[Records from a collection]
§

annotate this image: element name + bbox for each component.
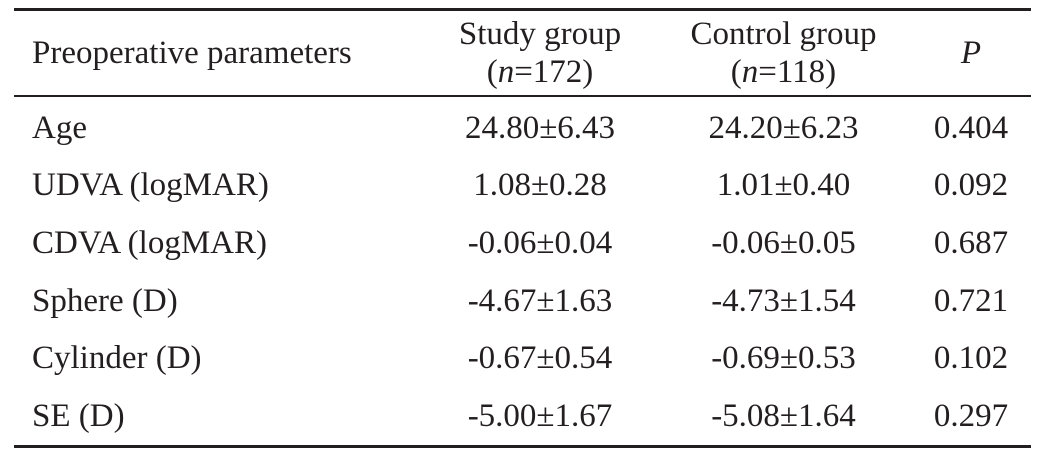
header-control-n-var: n bbox=[741, 54, 759, 90]
cell-study: -5.00±1.67 bbox=[467, 397, 613, 434]
cell-parameter: CDVA (logMAR) bbox=[32, 224, 268, 261]
header-p-value: P bbox=[960, 35, 982, 71]
table-row: Sphere (D) -4.67±1.63 -4.73±1.54 0.721 bbox=[14, 272, 1031, 330]
cell-parameter: UDVA (logMAR) bbox=[32, 167, 269, 204]
header-study-n: (n=172) bbox=[424, 53, 656, 91]
cell-study: -4.67±1.63 bbox=[467, 282, 613, 319]
table-row: SE (D) -5.00±1.67 -5.08±1.64 0.297 bbox=[14, 387, 1031, 445]
cell-control: -4.73±1.54 bbox=[711, 282, 856, 319]
header-study-n-suffix: =172) bbox=[514, 54, 594, 90]
header-study-n-prefix: ( bbox=[486, 54, 498, 90]
header-parameter: Preoperative parameters bbox=[32, 35, 352, 71]
header-control-n-prefix: ( bbox=[730, 54, 742, 90]
cell-parameter: SE (D) bbox=[32, 397, 125, 434]
header-control-n-suffix: =118) bbox=[758, 54, 837, 90]
table-bottom-rule bbox=[14, 444, 1031, 448]
header-control-group: Control group (n=118) bbox=[656, 11, 911, 95]
table-row: UDVA (logMAR) 1.08±0.28 1.01±0.40 0.092 bbox=[14, 157, 1031, 215]
cell-control: -0.06±0.05 bbox=[711, 224, 856, 261]
preoperative-parameters-table: Preoperative parameters Study group (n=1… bbox=[14, 8, 1031, 448]
cell-control: -5.08±1.64 bbox=[711, 397, 856, 434]
cell-p: 0.687 bbox=[933, 224, 1009, 261]
table-row: Cylinder (D) -0.67±0.54 -0.69±0.53 0.102 bbox=[14, 329, 1031, 387]
cell-p: 0.092 bbox=[933, 167, 1009, 204]
data-table: Preoperative parameters Study group (n=1… bbox=[14, 11, 1031, 95]
table-row: Age 24.80±6.43 24.20±6.23 0.404 bbox=[14, 97, 1031, 157]
header-study-label: Study group bbox=[458, 16, 622, 52]
cell-study: 1.08±0.28 bbox=[473, 167, 607, 204]
header-row: Preoperative parameters Study group (n=1… bbox=[14, 11, 1031, 95]
cell-p: 0.102 bbox=[933, 340, 1009, 377]
cell-study: -0.67±0.54 bbox=[467, 340, 613, 377]
cell-control: -0.69±0.53 bbox=[711, 340, 856, 377]
header-control-label: Control group bbox=[690, 16, 877, 52]
cell-study: -0.06±0.04 bbox=[467, 224, 613, 261]
cell-p: 0.404 bbox=[933, 109, 1009, 146]
table-top-rule bbox=[14, 8, 1031, 11]
cell-study: 24.80±6.43 bbox=[464, 109, 616, 146]
cell-control: 1.01±0.40 bbox=[716, 167, 851, 204]
cell-p: 0.721 bbox=[933, 282, 1009, 319]
cell-parameter: Age bbox=[32, 109, 87, 146]
header-study-n-var: n bbox=[497, 54, 515, 90]
table-row: CDVA (logMAR) -0.06±0.04 -0.06±0.05 0.68… bbox=[14, 214, 1031, 272]
cell-control: 24.20±6.23 bbox=[708, 109, 859, 146]
header-control-n: (n=118) bbox=[656, 53, 911, 91]
cell-p: 0.297 bbox=[933, 397, 1009, 434]
cell-parameter: Sphere (D) bbox=[32, 282, 178, 319]
header-rule bbox=[14, 95, 1031, 97]
cell-parameter: Cylinder (D) bbox=[32, 340, 202, 377]
header-study-group: Study group (n=172) bbox=[424, 11, 656, 95]
data-table-body: Age 24.80±6.43 24.20±6.23 0.404 UDVA (lo… bbox=[14, 97, 1031, 445]
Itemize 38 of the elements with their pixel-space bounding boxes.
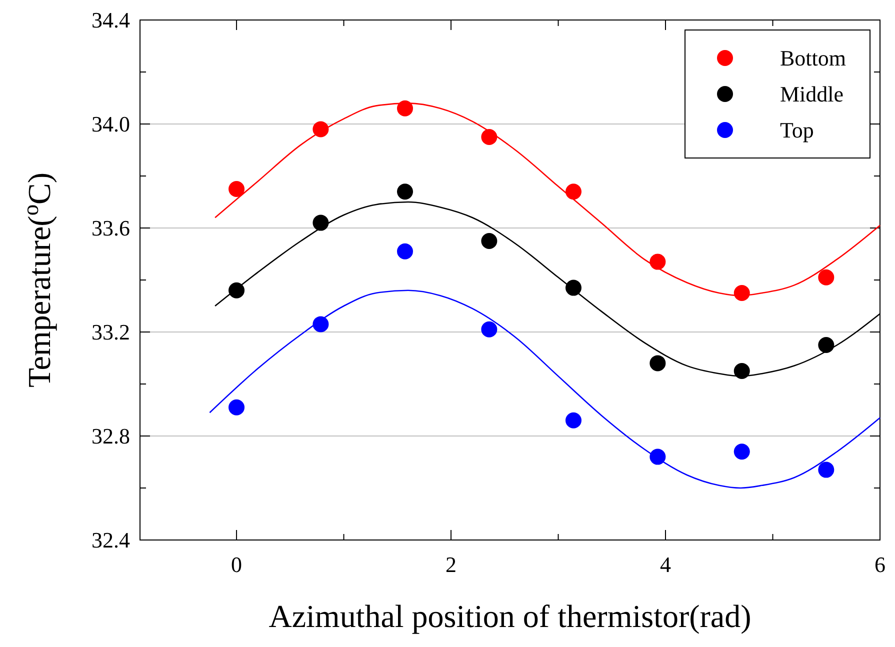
x-tick-label: 0 [231, 552, 242, 577]
y-tick-label: 32.4 [92, 528, 130, 553]
point [228, 181, 245, 197]
point [312, 121, 329, 138]
y-tick-label: 34.0 [92, 112, 130, 137]
point [397, 100, 414, 116]
point [734, 363, 750, 379]
y-tick-label: 33.6 [92, 216, 130, 241]
point [397, 184, 414, 200]
point [481, 129, 498, 145]
point [565, 184, 582, 200]
legend-label: Bottom [780, 46, 846, 71]
x-axis-title: Azimuthal position of thermistor(rad) [268, 598, 752, 634]
point [818, 269, 834, 286]
point [650, 254, 666, 270]
point [228, 399, 245, 416]
y-tick-label: 33.2 [92, 320, 130, 345]
point [650, 355, 666, 372]
point [734, 444, 750, 460]
point [734, 285, 750, 301]
point [818, 337, 834, 353]
point [565, 280, 582, 296]
point [228, 282, 245, 298]
x-tick-label: 6 [874, 552, 886, 577]
y-tick-label: 32.8 [92, 424, 130, 449]
legend-label: Top [780, 118, 814, 143]
legend-label: Middle [780, 82, 844, 107]
y-tick-label: 34.4 [92, 8, 130, 33]
line-series [209, 290, 881, 489]
point [565, 412, 582, 428]
point [481, 233, 498, 249]
point [481, 321, 498, 338]
x-tick-label: 4 [660, 552, 672, 577]
point [312, 316, 329, 332]
point [818, 462, 834, 478]
point [397, 243, 414, 260]
x-tick-label: 2 [446, 552, 457, 577]
point [312, 214, 329, 231]
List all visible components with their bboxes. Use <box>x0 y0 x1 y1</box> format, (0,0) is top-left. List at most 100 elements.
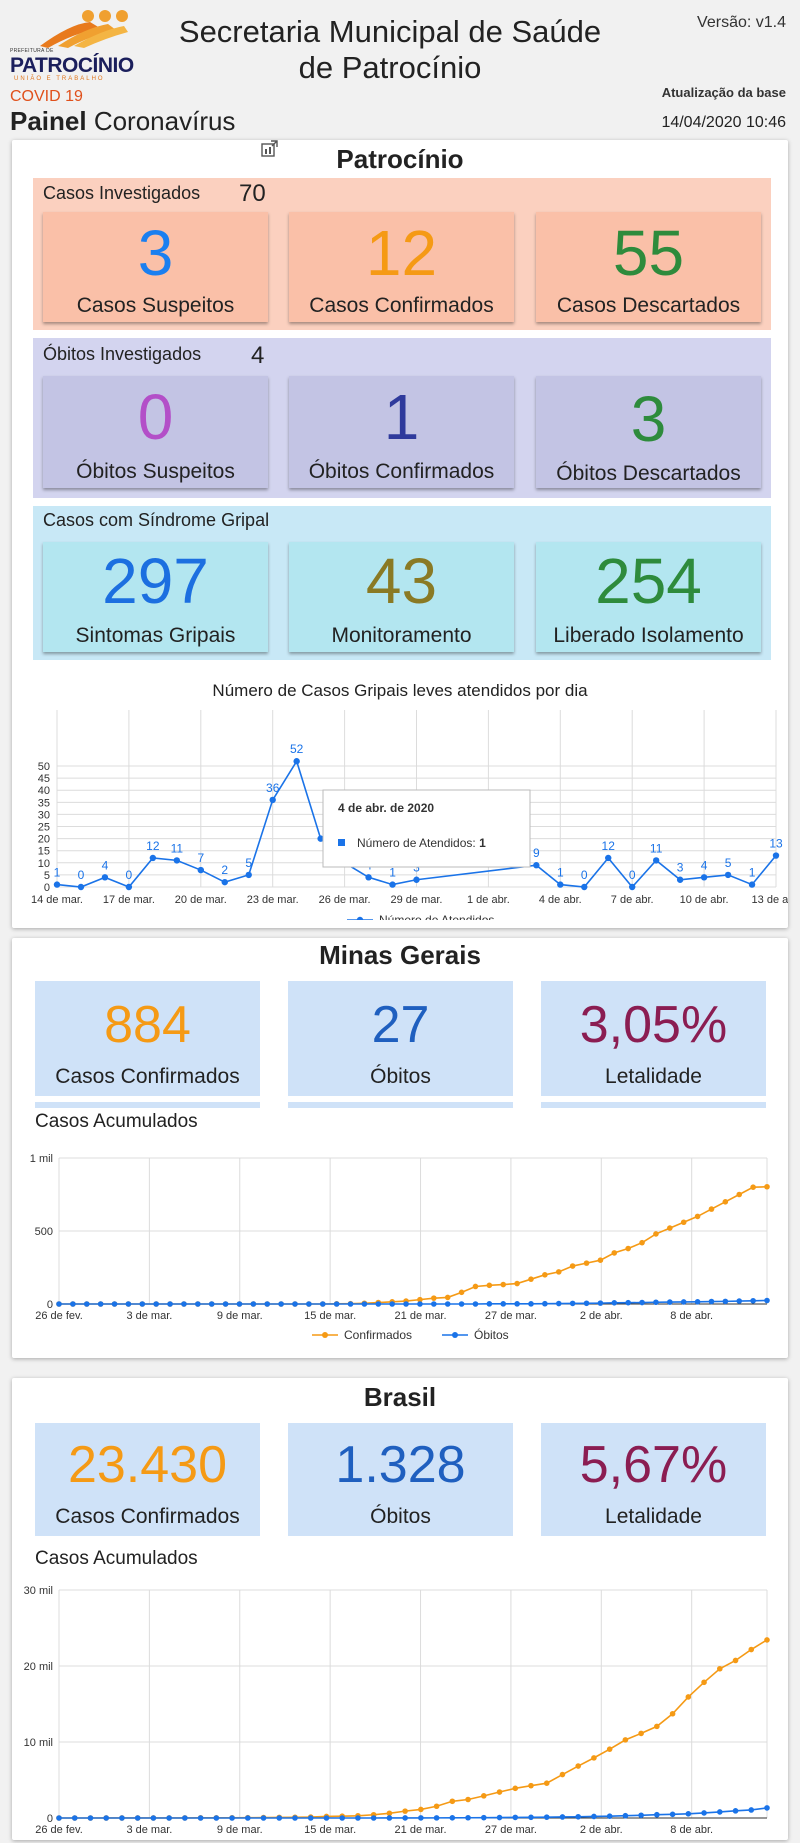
data-point-obitos <box>514 1301 520 1307</box>
data-point-obitos <box>458 1301 465 1307</box>
x-tick-label: 3 de mar. <box>126 1824 172 1836</box>
data-point-obitos <box>213 1815 220 1821</box>
mg-obitos-label: Óbitos <box>370 1065 431 1088</box>
data-point-confirmados <box>418 1806 424 1813</box>
casos-suspeitos-value: 3 <box>137 217 174 289</box>
data-point <box>197 866 204 874</box>
data-point-confirmados <box>512 1785 519 1792</box>
data-point-confirmados <box>722 1199 729 1205</box>
data-point-obitos <box>472 1301 479 1307</box>
data-label: 36 <box>266 781 280 795</box>
data-label: 1 <box>557 866 564 880</box>
data-point-obitos <box>375 1301 382 1307</box>
chart-title: Número de Casos Gripais leves atendidos … <box>212 681 588 700</box>
br-letalidade-value: 5,67% <box>579 1436 728 1494</box>
data-point-confirmados <box>748 1646 755 1653</box>
br-casos-acumulados-chart[interactable]: 0 10 mil 20 mil 30 mil 26 de fev. 3 de mar. 9 … <box>12 1574 788 1840</box>
y-tick-label: 25 <box>38 822 50 834</box>
obitos-suspeitos-value: 0 <box>137 381 174 453</box>
data-label: 1 <box>54 866 61 880</box>
data-point-confirmados <box>611 1250 618 1256</box>
x-tick-label: 9 de mar. <box>217 1824 263 1836</box>
export-chart-icon[interactable] <box>260 140 278 158</box>
data-point-obitos <box>292 1301 298 1307</box>
x-tick-label: 8 de abr. <box>670 1824 713 1836</box>
data-point-obitos <box>208 1301 215 1307</box>
data-point-obitos <box>307 1815 314 1821</box>
data-point-confirmados <box>694 1213 701 1220</box>
data-point-obitos <box>245 1815 251 1821</box>
data-point-obitos <box>685 1810 692 1817</box>
data-point-confirmados <box>528 1276 534 1282</box>
br-obitos-label: Óbitos <box>370 1505 431 1528</box>
data-point-confirmados <box>433 1803 440 1810</box>
data-point-confirmados <box>669 1710 676 1717</box>
data-point <box>269 796 276 804</box>
x-tick-label: 26 de fev. <box>35 1824 83 1836</box>
br-confirmados-stat: 23.430 Casos Confirmados <box>35 1423 260 1536</box>
obitos-descartados-label: Óbitos Descartados <box>556 462 741 485</box>
data-point-obitos <box>431 1301 437 1307</box>
data-point-obitos <box>355 1815 361 1821</box>
data-label: 12 <box>146 839 160 853</box>
data-point-obitos <box>653 1299 659 1306</box>
casos-gripais-chart[interactable]: Número de Casos Gripais leves atendidos … <box>12 670 788 920</box>
data-point-obitos <box>486 1301 493 1307</box>
br-letalidade-label: Letalidade <box>605 1505 702 1528</box>
casos-investigados-label: Casos Investigados <box>43 183 201 203</box>
data-point-confirmados <box>591 1755 597 1761</box>
data-point-obitos <box>555 1300 562 1307</box>
data-label: 2 <box>221 863 228 877</box>
logo-main-text: PATROCÍNIO <box>10 54 134 77</box>
data-point-obitos <box>166 1815 172 1821</box>
y-tick-label: 20 <box>38 834 50 846</box>
data-point-confirmados <box>736 1191 743 1198</box>
obitos-confirmados-tile: 1 Óbitos Confirmados <box>289 376 514 488</box>
patrocinio-title: Patrocínio <box>336 144 464 174</box>
data-point-obitos <box>195 1301 201 1307</box>
data-point-obitos <box>722 1298 729 1305</box>
sindrome-gripal-label: Casos com Síndrome Gripal <box>43 510 270 530</box>
y-tick-label: 35 <box>38 797 50 809</box>
data-point-confirmados <box>680 1219 687 1226</box>
data-point-obitos <box>87 1815 94 1821</box>
obitos-suspeitos-label: Óbitos Suspeitos <box>76 460 235 483</box>
data-point <box>77 883 85 891</box>
x-tick-label: 29 de mar. <box>391 894 443 906</box>
tooltip-date: 4 de abr. de 2020 <box>338 801 434 815</box>
data-point-obitos <box>701 1810 707 1816</box>
data-point-obitos <box>276 1815 283 1821</box>
data-point-obitos <box>229 1815 235 1821</box>
data-point <box>581 883 588 891</box>
legend-label: Confirmados <box>344 1328 412 1342</box>
data-point-confirmados <box>465 1796 471 1803</box>
liberado-isolamento-label: Liberado Isolamento <box>553 624 744 647</box>
data-point-confirmados <box>528 1782 534 1789</box>
data-point-obitos <box>119 1815 125 1821</box>
mg-casos-acumulados-chart[interactable]: 0 500 1 mil 26 de fev. 3 de mar. 9 de mar. 15 … <box>12 1138 788 1353</box>
data-point-confirmados <box>606 1746 613 1752</box>
data-point-obitos <box>333 1301 340 1307</box>
data-point-obitos <box>111 1301 118 1307</box>
data-label: 3 <box>677 861 684 875</box>
data-point-obitos <box>750 1297 756 1304</box>
minas-gerais-title: Minas Gerais <box>319 940 481 970</box>
sintomas-gripais-tile: 297 Sintomas Gripais <box>43 542 268 652</box>
data-point-obitos <box>597 1300 604 1306</box>
data-point-confirmados <box>639 1239 645 1246</box>
title-line-1: Secretaria Municipal de Saúde <box>178 14 602 49</box>
data-point-obitos <box>465 1814 471 1821</box>
data-point <box>557 881 564 888</box>
data-point-obitos <box>622 1812 629 1819</box>
x-tick-label: 1 de abr. <box>467 894 510 906</box>
x-tick-label: 9 de mar. <box>217 1310 263 1322</box>
data-point-obitos <box>680 1299 687 1305</box>
data-point-confirmados <box>764 1183 770 1190</box>
data-point-obitos <box>639 1299 645 1306</box>
logo-top-text: PREFEITURA DE <box>10 48 54 54</box>
data-point-obitos <box>717 1809 723 1815</box>
data-point-confirmados <box>685 1694 692 1700</box>
data-point-confirmados <box>481 1793 487 1799</box>
data-point-obitos <box>182 1815 188 1821</box>
data-point-obitos <box>386 1815 393 1821</box>
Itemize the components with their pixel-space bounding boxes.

§

Output everything from the line containing "header-control-n-var: n bbox=[741, 54, 759, 90]" down to the line containing "cell-study: -4.67±1.63 bbox=[467, 282, 613, 319]" as a Markdown table with the columns Row and Line, skipping any blank lines.

| Row | Line |
|---|---|
| 1 | header-control-n-var: n bbox=[741, 54, 759, 90] |
| 2 | cell-study: -5.00±1.67 bbox=[467, 397, 613, 434] |
| 3 | cell-parameter: CDVA (logMAR) bbox=[32, 224, 268, 261] |
| 4 | header-p-value: P bbox=[960, 35, 982, 71] |
| 5 | table-row: Sphere (D) -4.67±1.63 -4.73±1.54 0.721 bbox=[14, 272, 1031, 330] |
| 6 | cell-parameter: UDVA (logMAR) bbox=[32, 167, 269, 204] |
| 7 | header-study-n: (n=172) bbox=[424, 53, 656, 91] |
| 8 | cell-study: -4.67±1.63 bbox=[467, 282, 613, 319] |